Hope for 401(k) Savers?

Can the 401(k) evolve to provide retirement security, or is it a failed experiment? The point is hotly contested.

Two weeks ago, Sen. Tom Harkin (D., Iowa) proposed revamping the U.S. retirement system by replacing the 401(k) with a privately run retirement plan that would provide lifetime income benefits, similar to a pension.

Now, a new report from Fidelity Investments paints an optimistic picture of the 401(k)’s impact. On Aug. 2, Fidelity released an analysis of the 11.9 million 401(k) accounts it administers. Since 2009, the company says, the average employee contribution in the second quarter rose by $150, to $1,660. Employers, for their part, contributed an average of $950 in the second quarter, up $90 since 2009.

“Rising contribution levels from both employees and employers show a strong commitment that both have to workplace savings plans,” James McDonald, president of Workplace Investing for Fidelity, said in a prepared statement.

The firm said new trends among 401(k) plans have particularly helped members of Gen Y, born between 1979 and 1991. Among the 2.2 million Gen Y participants in plans Fidelity administers:

  • 51% have 100% of their money in a target-date fund, versus 30% of investors of all ages.

◆ REQUEST A: Please translate this sentence from the 401(k) savings article into Spanish: "Can the 401(k) evolve to provide retirement security, or is it a failed experiment?"
◆ REQUEST B: Carry the 401(k) savings article on past its final line.

Page element annotations:
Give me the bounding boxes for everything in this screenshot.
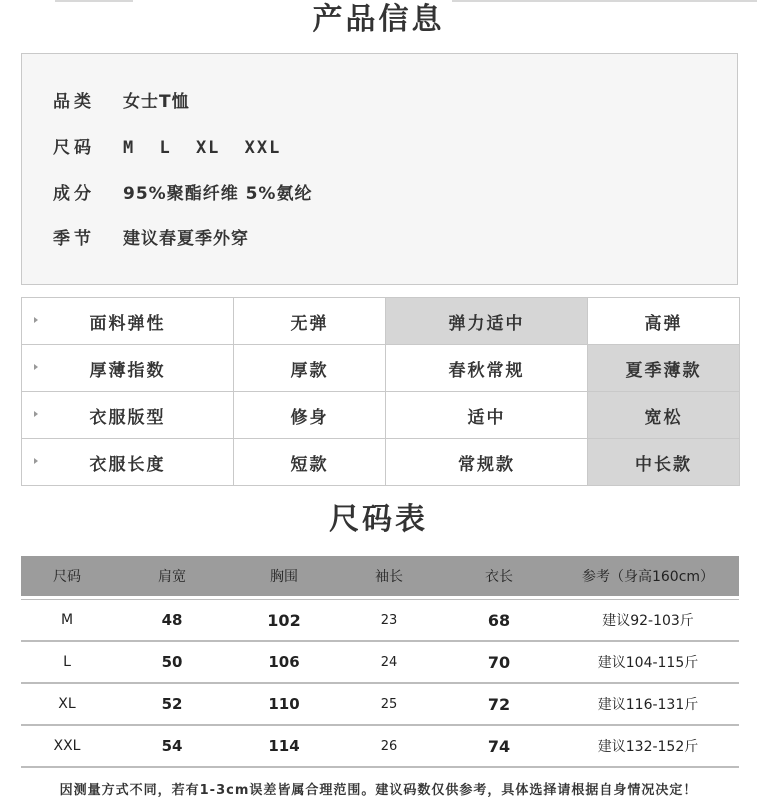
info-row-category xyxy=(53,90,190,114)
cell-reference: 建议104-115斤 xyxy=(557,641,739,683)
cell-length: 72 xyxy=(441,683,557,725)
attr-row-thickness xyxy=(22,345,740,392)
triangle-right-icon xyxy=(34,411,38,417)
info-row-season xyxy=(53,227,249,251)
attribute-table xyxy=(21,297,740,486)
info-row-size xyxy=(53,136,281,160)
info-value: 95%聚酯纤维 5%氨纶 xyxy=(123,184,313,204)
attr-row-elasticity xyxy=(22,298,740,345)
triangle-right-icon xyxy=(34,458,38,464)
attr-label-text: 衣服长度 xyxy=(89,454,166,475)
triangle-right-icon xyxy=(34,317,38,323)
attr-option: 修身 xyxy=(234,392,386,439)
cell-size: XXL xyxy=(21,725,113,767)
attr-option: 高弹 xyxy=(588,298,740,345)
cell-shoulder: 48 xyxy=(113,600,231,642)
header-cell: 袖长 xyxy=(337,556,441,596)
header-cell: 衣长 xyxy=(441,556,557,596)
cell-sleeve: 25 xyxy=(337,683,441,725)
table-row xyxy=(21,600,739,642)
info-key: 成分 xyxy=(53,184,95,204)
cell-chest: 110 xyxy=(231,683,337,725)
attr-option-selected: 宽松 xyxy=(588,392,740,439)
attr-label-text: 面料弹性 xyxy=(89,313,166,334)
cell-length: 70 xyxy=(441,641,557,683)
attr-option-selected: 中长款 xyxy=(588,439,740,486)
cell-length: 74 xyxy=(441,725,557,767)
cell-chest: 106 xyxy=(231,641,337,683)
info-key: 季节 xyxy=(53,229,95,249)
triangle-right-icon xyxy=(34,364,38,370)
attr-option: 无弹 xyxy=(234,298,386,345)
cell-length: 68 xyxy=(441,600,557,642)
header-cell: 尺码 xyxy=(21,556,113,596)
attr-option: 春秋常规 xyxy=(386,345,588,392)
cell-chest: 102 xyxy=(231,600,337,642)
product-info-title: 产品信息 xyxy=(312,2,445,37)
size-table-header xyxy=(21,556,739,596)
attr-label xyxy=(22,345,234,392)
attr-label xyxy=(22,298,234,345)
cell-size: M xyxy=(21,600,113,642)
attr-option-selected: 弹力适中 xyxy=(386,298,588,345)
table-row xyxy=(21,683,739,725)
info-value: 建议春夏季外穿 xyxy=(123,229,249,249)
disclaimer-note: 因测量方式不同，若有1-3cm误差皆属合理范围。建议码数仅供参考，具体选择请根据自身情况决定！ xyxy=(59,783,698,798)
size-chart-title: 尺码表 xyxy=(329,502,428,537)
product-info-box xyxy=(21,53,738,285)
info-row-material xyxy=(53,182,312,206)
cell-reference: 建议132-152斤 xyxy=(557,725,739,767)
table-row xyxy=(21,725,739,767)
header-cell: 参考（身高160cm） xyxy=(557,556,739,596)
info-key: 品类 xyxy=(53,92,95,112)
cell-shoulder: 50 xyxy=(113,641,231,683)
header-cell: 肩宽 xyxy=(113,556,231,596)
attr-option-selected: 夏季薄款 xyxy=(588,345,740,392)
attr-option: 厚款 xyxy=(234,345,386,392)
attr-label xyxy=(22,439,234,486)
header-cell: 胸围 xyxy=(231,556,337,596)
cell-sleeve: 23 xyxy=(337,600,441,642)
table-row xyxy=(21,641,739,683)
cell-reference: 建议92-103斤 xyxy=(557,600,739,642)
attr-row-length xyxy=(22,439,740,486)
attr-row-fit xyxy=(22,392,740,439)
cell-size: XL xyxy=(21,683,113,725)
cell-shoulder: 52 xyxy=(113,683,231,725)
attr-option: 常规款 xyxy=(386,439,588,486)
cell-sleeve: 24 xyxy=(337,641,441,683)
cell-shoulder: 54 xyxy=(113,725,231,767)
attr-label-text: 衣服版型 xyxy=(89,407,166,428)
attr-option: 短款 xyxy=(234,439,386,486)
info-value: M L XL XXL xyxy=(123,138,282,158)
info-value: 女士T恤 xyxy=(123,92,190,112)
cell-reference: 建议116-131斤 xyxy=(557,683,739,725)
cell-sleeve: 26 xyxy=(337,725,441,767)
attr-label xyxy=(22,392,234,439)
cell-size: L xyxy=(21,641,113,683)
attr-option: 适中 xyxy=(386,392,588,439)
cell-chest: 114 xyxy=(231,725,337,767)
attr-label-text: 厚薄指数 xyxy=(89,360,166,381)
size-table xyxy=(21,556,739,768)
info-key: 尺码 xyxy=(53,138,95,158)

◆ WRITTEN ANSWER A: ¿Puede el 401(k) evolucionar para ofrecer seguridad en la jubilación, o es un experimento fallido?

◆ WRITTEN ANSWER B:
  • 8.8% contribute to a Roth 401(k), versus 5.8% of all participants.

Why are these trends positive? With a target-date fund, participants have “better diversified portfolios than previous generations, which can have a positive impact over the long term” on their returns, Fidelity says.

As for those who invest in Roth 401(k)s, they must contribute after-tax dollars. But once they retire, they withdraw the funds tax-free. For younger investors, this is typically a good deal. The reason: They are likely to be in a lower tax bracket when they make contributions than they will be in the future, when they make withdrawals.

“The trends we are seeing among our more than 2 million Gen Y participants are particularly exciting,” Mr. McDonald said in announcing the findings.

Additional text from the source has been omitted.